## [Exercise requirements]
Can you output the material exactly as written, minus any pictures it holds?

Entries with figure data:
__________________________________________________

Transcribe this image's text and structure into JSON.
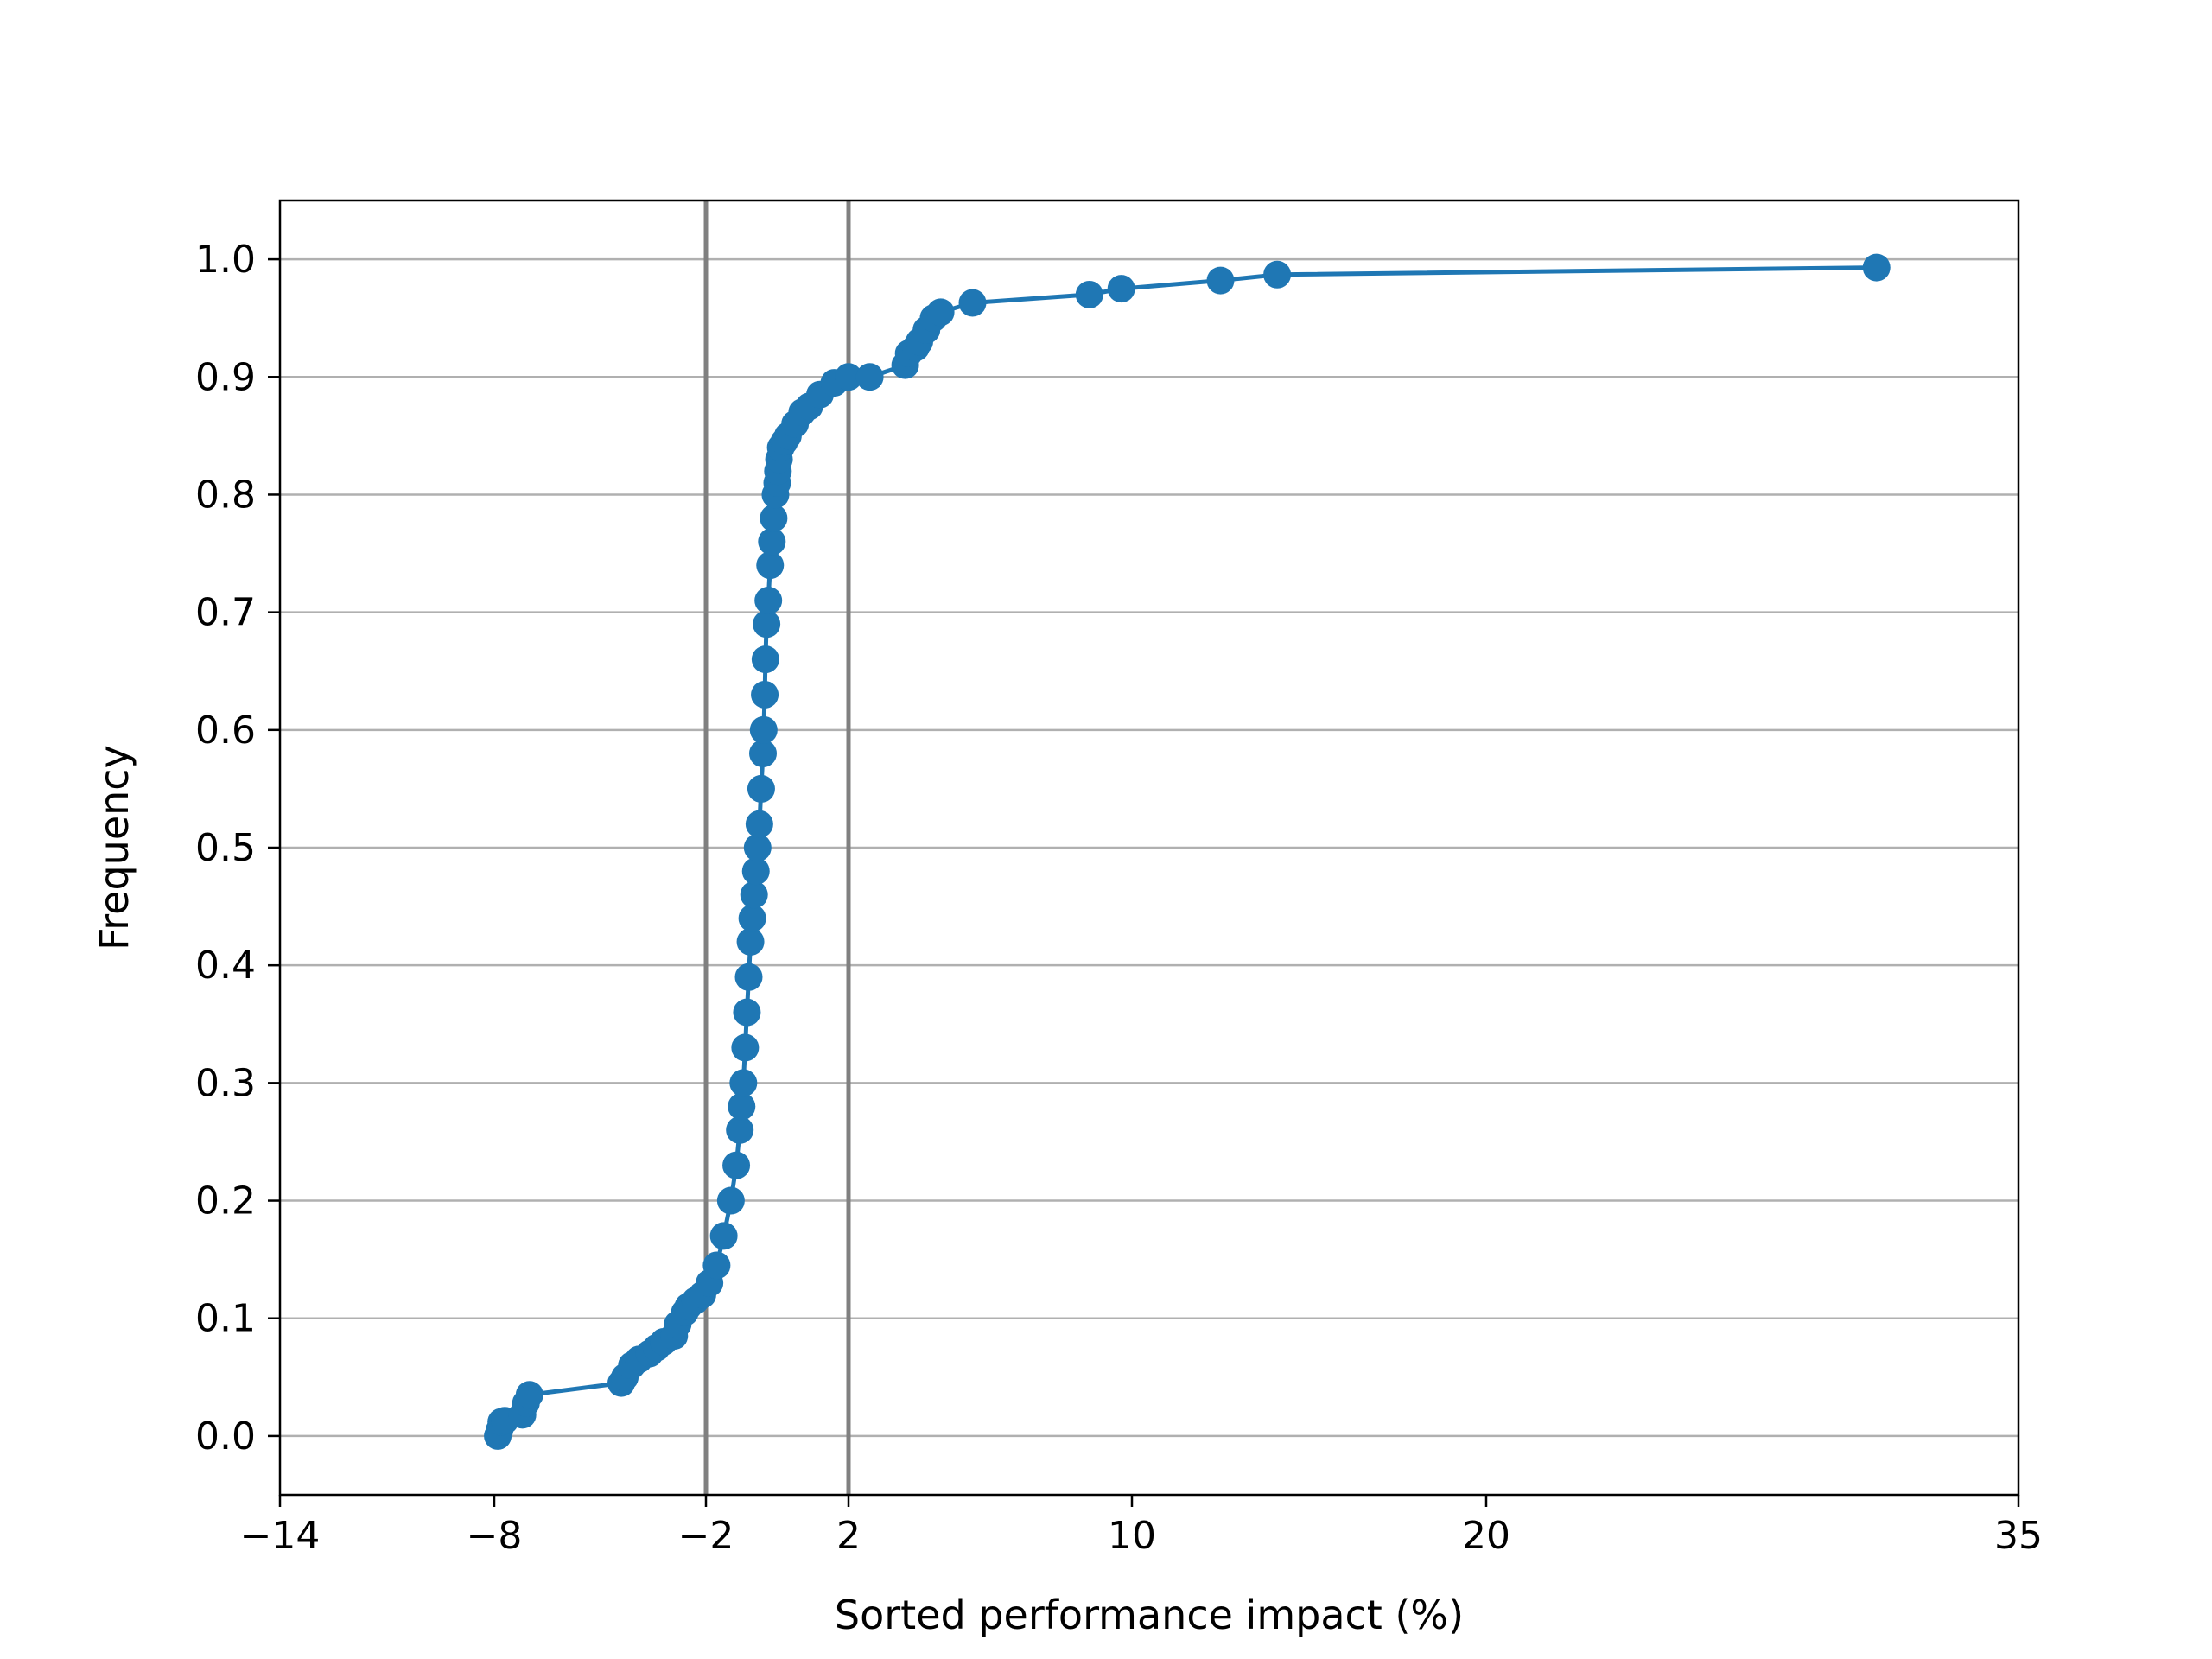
{
  "chart_data": {
    "type": "line",
    "title": "",
    "xlabel": "Sorted performance impact (%)",
    "ylabel": "Frequency",
    "xlim": [
      -14,
      35
    ],
    "ylim": [
      -0.05,
      1.05
    ],
    "x_ticks": [
      -14,
      -8,
      -2,
      2,
      10,
      20,
      35
    ],
    "x_tick_labels": [
      "−14",
      "−8",
      "−2",
      "2",
      "10",
      "20",
      "35"
    ],
    "y_ticks": [
      0.0,
      0.1,
      0.2,
      0.3,
      0.4,
      0.5,
      0.6,
      0.7,
      0.8,
      0.9,
      1.0
    ],
    "y_tick_labels": [
      "0.0",
      "0.1",
      "0.2",
      "0.3",
      "0.4",
      "0.5",
      "0.6",
      "0.7",
      "0.8",
      "0.9",
      "1.0"
    ],
    "grid": "horizontal",
    "reference_lines_x": [
      -2,
      2
    ],
    "colors": {
      "series": "#1f77b4",
      "reference": "#808080",
      "grid": "#b0b0b0"
    },
    "series": [
      {
        "marker": "circle",
        "x": [
          -7.9,
          -7.85,
          -7.8,
          -7.7,
          -7.2,
          -7.1,
          -7.0,
          -4.4,
          -4.3,
          -4.1,
          -3.9,
          -3.6,
          -3.4,
          -3.2,
          -2.9,
          -2.8,
          -2.6,
          -2.5,
          -2.3,
          -2.1,
          -1.9,
          -1.7,
          -1.5,
          -1.3,
          -1.15,
          -1.05,
          -1.0,
          -0.95,
          -0.9,
          -0.85,
          -0.8,
          -0.75,
          -0.7,
          -0.65,
          -0.6,
          -0.55,
          -0.5,
          -0.45,
          -0.4,
          -0.38,
          -0.35,
          -0.33,
          -0.3,
          -0.25,
          -0.2,
          -0.15,
          -0.1,
          -0.05,
          0.0,
          0.02,
          0.05,
          0.1,
          0.2,
          0.3,
          0.5,
          0.7,
          0.9,
          1.2,
          1.6,
          2.0,
          2.6,
          3.6,
          3.7,
          3.9,
          4.0,
          4.2,
          4.4,
          4.6,
          5.5,
          8.8,
          9.7,
          12.5,
          14.1,
          31.0
        ],
        "y": [
          0.0,
          0.005,
          0.012,
          0.013,
          0.018,
          0.028,
          0.035,
          0.045,
          0.05,
          0.06,
          0.065,
          0.07,
          0.075,
          0.08,
          0.085,
          0.095,
          0.105,
          0.11,
          0.115,
          0.12,
          0.13,
          0.145,
          0.17,
          0.2,
          0.23,
          0.26,
          0.28,
          0.3,
          0.33,
          0.36,
          0.39,
          0.42,
          0.44,
          0.46,
          0.48,
          0.5,
          0.52,
          0.55,
          0.58,
          0.6,
          0.63,
          0.66,
          0.69,
          0.71,
          0.74,
          0.76,
          0.78,
          0.8,
          0.81,
          0.82,
          0.83,
          0.84,
          0.845,
          0.85,
          0.86,
          0.87,
          0.875,
          0.885,
          0.895,
          0.9,
          0.9,
          0.91,
          0.92,
          0.925,
          0.93,
          0.94,
          0.95,
          0.955,
          0.963,
          0.97,
          0.975,
          0.982,
          0.987,
          0.993
        ]
      }
    ]
  }
}
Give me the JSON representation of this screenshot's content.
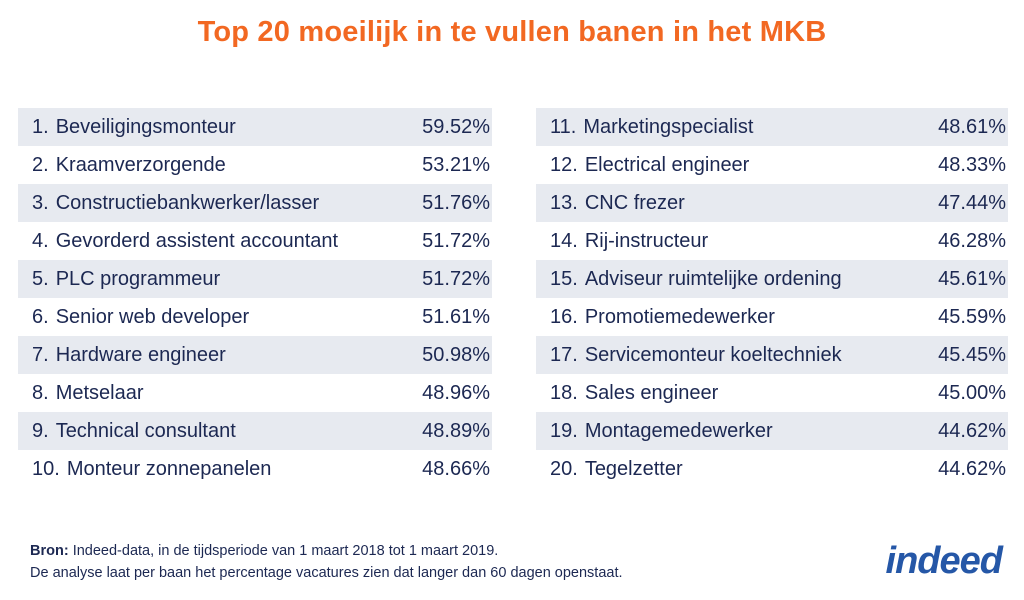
{
  "title": "Top 20 moeilijk in te vullen banen in het MKB",
  "left_rows": [
    {
      "rank": "1.",
      "name": "Beveiligingsmonteur",
      "pct": "59.52%"
    },
    {
      "rank": "2.",
      "name": "Kraamverzorgende",
      "pct": "53.21%"
    },
    {
      "rank": "3.",
      "name": "Constructiebankwerker/lasser",
      "pct": "51.76%"
    },
    {
      "rank": "4.",
      "name": "Gevorderd assistent accountant",
      "pct": "51.72%"
    },
    {
      "rank": "5.",
      "name": "PLC programmeur",
      "pct": "51.72%"
    },
    {
      "rank": "6.",
      "name": "Senior web developer",
      "pct": "51.61%"
    },
    {
      "rank": "7.",
      "name": "Hardware engineer",
      "pct": "50.98%"
    },
    {
      "rank": "8.",
      "name": "Metselaar",
      "pct": "48.96%"
    },
    {
      "rank": "9.",
      "name": "Technical consultant",
      "pct": "48.89%"
    },
    {
      "rank": "10.",
      "name": "Monteur zonnepanelen",
      "pct": "48.66%"
    }
  ],
  "right_rows": [
    {
      "rank": "11.",
      "name": "Marketingspecialist",
      "pct": "48.61%"
    },
    {
      "rank": "12.",
      "name": "Electrical engineer",
      "pct": "48.33%"
    },
    {
      "rank": "13.",
      "name": "CNC frezer",
      "pct": "47.44%"
    },
    {
      "rank": "14.",
      "name": "Rij-instructeur",
      "pct": "46.28%"
    },
    {
      "rank": "15.",
      "name": "Adviseur ruimtelijke ordening",
      "pct": "45.61%"
    },
    {
      "rank": "16.",
      "name": "Promotiemedewerker",
      "pct": "45.59%"
    },
    {
      "rank": "17.",
      "name": "Servicemonteur koeltechniek",
      "pct": "45.45%"
    },
    {
      "rank": "18.",
      "name": "Sales engineer",
      "pct": "45.00%"
    },
    {
      "rank": "19.",
      "name": "Montagemedewerker",
      "pct": "44.62%"
    },
    {
      "rank": "20.",
      "name": "Tegelzetter",
      "pct": "44.62%"
    }
  ],
  "footer": {
    "source_label": "Bron:",
    "source_text": " Indeed-data, in de tijdsperiode van 1 maart 2018 tot 1 maart 2019.",
    "note": "De analyse laat per baan het percentage vacatures zien dat langer dan 60 dagen openstaat."
  },
  "logo": "indeed",
  "colors": {
    "title": "#f26822",
    "text": "#1c2852",
    "row_shade": "#e7eaf0",
    "logo": "#2557a7"
  }
}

__________________________________________________

## [Complete output]
Transcribe this image's text and structure into JSON.
{
  "chart_data": {
    "type": "line",
    "title": "",
    "xlabel": "Sorted performance impact (%)",
    "ylabel": "Frequency",
    "xlim": [
      -14,
      35
    ],
    "ylim": [
      -0.05,
      1.05
    ],
    "x_ticks": [
      -14,
      -8,
      -2,
      2,
      10,
      20,
      35
    ],
    "x_tick_labels": [
      "−14",
      "−8",
      "−2",
      "2",
      "10",
      "20",
      "35"
    ],
    "y_ticks": [
      0.0,
      0.1,
      0.2,
      0.3,
      0.4,
      0.5,
      0.6,
      0.7,
      0.8,
      0.9,
      1.0
    ],
    "y_tick_labels": [
      "0.0",
      "0.1",
      "0.2",
      "0.3",
      "0.4",
      "0.5",
      "0.6",
      "0.7",
      "0.8",
      "0.9",
      "1.0"
    ],
    "grid": "horizontal",
    "reference_lines_x": [
      -2,
      2
    ],
    "colors": {
      "series": "#1f77b4",
      "reference": "#808080",
      "grid": "#b0b0b0"
    },
    "series": [
      {
        "marker": "circle",
        "x": [
          -7.9,
          -7.85,
          -7.8,
          -7.7,
          -7.2,
          -7.1,
          -7.0,
          -4.4,
          -4.3,
          -4.1,
          -3.9,
          -3.6,
          -3.4,
          -3.2,
          -2.9,
          -2.8,
          -2.6,
          -2.5,
          -2.3,
          -2.1,
          -1.9,
          -1.7,
          -1.5,
          -1.3,
          -1.15,
          -1.05,
          -1.0,
          -0.95,
          -0.9,
          -0.85,
          -0.8,
          -0.75,
          -0.7,
          -0.65,
          -0.6,
          -0.55,
          -0.5,
          -0.45,
          -0.4,
          -0.38,
          -0.35,
          -0.33,
          -0.3,
          -0.25,
          -0.2,
          -0.15,
          -0.1,
          -0.05,
          0.0,
          0.02,
          0.05,
          0.1,
          0.2,
          0.3,
          0.5,
          0.7,
          0.9,
          1.2,
          1.6,
          2.0,
          2.6,
          3.6,
          3.7,
          3.9,
          4.0,
          4.2,
          4.4,
          4.6,
          5.5,
          8.8,
          9.7,
          12.5,
          14.1,
          31.0
        ],
        "y": [
          0.0,
          0.005,
          0.012,
          0.013,
          0.018,
          0.028,
          0.035,
          0.045,
          0.05,
          0.06,
          0.065,
          0.07,
          0.075,
          0.08,
          0.085,
          0.095,
          0.105,
          0.11,
          0.115,
          0.12,
          0.13,
          0.145,
          0.17,
          0.2,
          0.23,
          0.26,
          0.28,
          0.3,
          0.33,
          0.36,
          0.39,
          0.42,
          0.44,
          0.46,
          0.48,
          0.5,
          0.52,
          0.55,
          0.58,
          0.6,
          0.63,
          0.66,
          0.69,
          0.71,
          0.74,
          0.76,
          0.78,
          0.8,
          0.81,
          0.82,
          0.83,
          0.84,
          0.845,
          0.85,
          0.86,
          0.87,
          0.875,
          0.885,
          0.895,
          0.9,
          0.9,
          0.91,
          0.92,
          0.925,
          0.93,
          0.94,
          0.95,
          0.955,
          0.963,
          0.97,
          0.975,
          0.982,
          0.987,
          0.993
        ]
      }
    ]
  }
}
Give me the JSON representation of this screenshot's content.
{
  "title": "Top 20 moeilijk in te vullen banen in het MKB",
  "left_rows": [
    {
      "rank": "1.",
      "name": "Beveiligingsmonteur",
      "pct": "59.52%"
    },
    {
      "rank": "2.",
      "name": "Kraamverzorgende",
      "pct": "53.21%"
    },
    {
      "rank": "3.",
      "name": "Constructiebankwerker/lasser",
      "pct": "51.76%"
    },
    {
      "rank": "4.",
      "name": "Gevorderd assistent accountant",
      "pct": "51.72%"
    },
    {
      "rank": "5.",
      "name": "PLC programmeur",
      "pct": "51.72%"
    },
    {
      "rank": "6.",
      "name": "Senior web developer",
      "pct": "51.61%"
    },
    {
      "rank": "7.",
      "name": "Hardware engineer",
      "pct": "50.98%"
    },
    {
      "rank": "8.",
      "name": "Metselaar",
      "pct": "48.96%"
    },
    {
      "rank": "9.",
      "name": "Technical consultant",
      "pct": "48.89%"
    },
    {
      "rank": "10.",
      "name": "Monteur zonnepanelen",
      "pct": "48.66%"
    }
  ],
  "right_rows": [
    {
      "rank": "11.",
      "name": "Marketingspecialist",
      "pct": "48.61%"
    },
    {
      "rank": "12.",
      "name": "Electrical engineer",
      "pct": "48.33%"
    },
    {
      "rank": "13.",
      "name": "CNC frezer",
      "pct": "47.44%"
    },
    {
      "rank": "14.",
      "name": "Rij-instructeur",
      "pct": "46.28%"
    },
    {
      "rank": "15.",
      "name": "Adviseur ruimtelijke ordening",
      "pct": "45.61%"
    },
    {
      "rank": "16.",
      "name": "Promotiemedewerker",
      "pct": "45.59%"
    },
    {
      "rank": "17.",
      "name": "Servicemonteur koeltechniek",
      "pct": "45.45%"
    },
    {
      "rank": "18.",
      "name": "Sales engineer",
      "pct": "45.00%"
    },
    {
      "rank": "19.",
      "name": "Montagemedewerker",
      "pct": "44.62%"
    },
    {
      "rank": "20.",
      "name": "Tegelzetter",
      "pct": "44.62%"
    }
  ],
  "footer": {
    "source_label": "Bron:",
    "source_text": " Indeed-data, in de tijdsperiode van 1 maart 2018 tot 1 maart 2019.",
    "note": "De analyse laat per baan het percentage vacatures zien dat langer dan 60 dagen openstaat."
  },
  "logo": "indeed",
  "colors": {
    "title": "#f26822",
    "text": "#1c2852",
    "row_shade": "#e7eaf0",
    "logo": "#2557a7"
  }
}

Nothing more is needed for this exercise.